How many lines in these records hold the string "Cambrésis"? State only that number.

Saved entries
···

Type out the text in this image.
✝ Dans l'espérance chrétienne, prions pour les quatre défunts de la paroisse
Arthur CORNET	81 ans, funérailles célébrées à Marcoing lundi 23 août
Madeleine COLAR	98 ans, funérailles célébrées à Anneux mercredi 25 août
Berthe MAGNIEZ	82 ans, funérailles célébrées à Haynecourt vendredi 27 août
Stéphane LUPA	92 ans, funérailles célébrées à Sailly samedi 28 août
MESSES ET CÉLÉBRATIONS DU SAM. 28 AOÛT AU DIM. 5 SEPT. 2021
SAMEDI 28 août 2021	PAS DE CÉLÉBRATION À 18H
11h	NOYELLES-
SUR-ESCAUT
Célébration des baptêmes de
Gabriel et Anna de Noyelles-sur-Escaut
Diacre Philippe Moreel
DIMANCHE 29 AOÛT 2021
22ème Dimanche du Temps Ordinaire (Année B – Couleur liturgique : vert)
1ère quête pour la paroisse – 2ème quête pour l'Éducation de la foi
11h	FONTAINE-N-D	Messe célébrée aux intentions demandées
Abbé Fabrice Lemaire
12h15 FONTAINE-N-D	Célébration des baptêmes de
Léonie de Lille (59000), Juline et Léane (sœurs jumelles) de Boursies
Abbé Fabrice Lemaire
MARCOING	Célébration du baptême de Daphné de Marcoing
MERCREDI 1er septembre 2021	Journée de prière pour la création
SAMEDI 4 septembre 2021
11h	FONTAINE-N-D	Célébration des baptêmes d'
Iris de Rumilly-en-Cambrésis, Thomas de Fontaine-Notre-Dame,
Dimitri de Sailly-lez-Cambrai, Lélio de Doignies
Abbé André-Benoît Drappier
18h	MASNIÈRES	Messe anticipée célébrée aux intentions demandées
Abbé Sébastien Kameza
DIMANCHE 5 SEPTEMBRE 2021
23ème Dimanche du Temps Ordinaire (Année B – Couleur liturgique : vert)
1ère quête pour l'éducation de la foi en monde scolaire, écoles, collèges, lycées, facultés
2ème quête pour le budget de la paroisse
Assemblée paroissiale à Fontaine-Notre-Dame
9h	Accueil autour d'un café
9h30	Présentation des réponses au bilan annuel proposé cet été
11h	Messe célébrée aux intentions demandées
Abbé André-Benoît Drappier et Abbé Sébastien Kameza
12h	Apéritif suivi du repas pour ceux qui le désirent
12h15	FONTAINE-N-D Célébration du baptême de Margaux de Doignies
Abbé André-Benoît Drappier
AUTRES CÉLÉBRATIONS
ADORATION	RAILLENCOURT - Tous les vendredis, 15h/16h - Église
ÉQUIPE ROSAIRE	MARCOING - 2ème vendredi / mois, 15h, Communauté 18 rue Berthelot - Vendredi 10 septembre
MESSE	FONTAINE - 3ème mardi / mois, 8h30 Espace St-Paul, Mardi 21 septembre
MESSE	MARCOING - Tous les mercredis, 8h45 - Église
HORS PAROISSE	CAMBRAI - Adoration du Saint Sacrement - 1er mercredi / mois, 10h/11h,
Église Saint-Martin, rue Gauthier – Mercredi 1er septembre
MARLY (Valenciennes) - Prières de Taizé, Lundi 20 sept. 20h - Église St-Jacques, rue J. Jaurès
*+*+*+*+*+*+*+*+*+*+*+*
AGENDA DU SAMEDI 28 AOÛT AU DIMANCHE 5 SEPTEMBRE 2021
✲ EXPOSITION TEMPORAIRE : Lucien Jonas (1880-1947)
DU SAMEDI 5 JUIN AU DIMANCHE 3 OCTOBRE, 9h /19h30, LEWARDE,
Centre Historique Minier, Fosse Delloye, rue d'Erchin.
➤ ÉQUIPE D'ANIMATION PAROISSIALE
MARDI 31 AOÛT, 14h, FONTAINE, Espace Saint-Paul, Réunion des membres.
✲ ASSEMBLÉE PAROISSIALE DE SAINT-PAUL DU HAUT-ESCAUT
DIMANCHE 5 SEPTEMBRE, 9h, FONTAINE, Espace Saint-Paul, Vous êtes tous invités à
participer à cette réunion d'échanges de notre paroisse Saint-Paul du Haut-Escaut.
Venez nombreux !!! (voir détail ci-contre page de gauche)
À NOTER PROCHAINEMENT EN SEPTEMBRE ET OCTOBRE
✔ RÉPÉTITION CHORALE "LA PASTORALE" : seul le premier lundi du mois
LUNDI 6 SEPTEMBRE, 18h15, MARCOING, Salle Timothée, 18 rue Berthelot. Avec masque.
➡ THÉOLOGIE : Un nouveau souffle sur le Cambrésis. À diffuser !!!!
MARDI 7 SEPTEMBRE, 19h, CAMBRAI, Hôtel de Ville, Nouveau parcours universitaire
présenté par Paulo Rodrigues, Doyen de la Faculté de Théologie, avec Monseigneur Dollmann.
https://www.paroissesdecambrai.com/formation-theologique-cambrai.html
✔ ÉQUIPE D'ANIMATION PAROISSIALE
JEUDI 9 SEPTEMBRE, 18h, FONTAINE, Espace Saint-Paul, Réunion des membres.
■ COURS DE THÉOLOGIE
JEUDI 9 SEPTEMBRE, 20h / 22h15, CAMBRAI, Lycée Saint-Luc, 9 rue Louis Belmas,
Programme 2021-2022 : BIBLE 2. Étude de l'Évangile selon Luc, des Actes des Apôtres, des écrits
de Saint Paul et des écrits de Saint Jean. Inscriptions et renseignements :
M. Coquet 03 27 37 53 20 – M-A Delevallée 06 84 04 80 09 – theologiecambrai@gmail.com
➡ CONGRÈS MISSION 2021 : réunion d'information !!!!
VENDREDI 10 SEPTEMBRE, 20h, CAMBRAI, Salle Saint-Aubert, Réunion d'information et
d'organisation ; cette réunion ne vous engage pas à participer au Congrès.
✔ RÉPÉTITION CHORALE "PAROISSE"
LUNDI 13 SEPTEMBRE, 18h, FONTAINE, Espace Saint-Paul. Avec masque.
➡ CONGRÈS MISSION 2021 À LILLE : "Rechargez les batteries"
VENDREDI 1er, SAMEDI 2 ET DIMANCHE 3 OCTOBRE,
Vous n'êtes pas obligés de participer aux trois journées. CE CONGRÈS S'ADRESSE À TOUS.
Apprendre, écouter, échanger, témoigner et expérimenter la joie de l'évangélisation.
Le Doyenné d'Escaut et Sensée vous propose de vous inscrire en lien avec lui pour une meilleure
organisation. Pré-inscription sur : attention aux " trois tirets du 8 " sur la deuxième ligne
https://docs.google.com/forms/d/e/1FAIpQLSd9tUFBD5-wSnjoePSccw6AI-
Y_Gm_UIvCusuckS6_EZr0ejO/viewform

···

## [Result]
2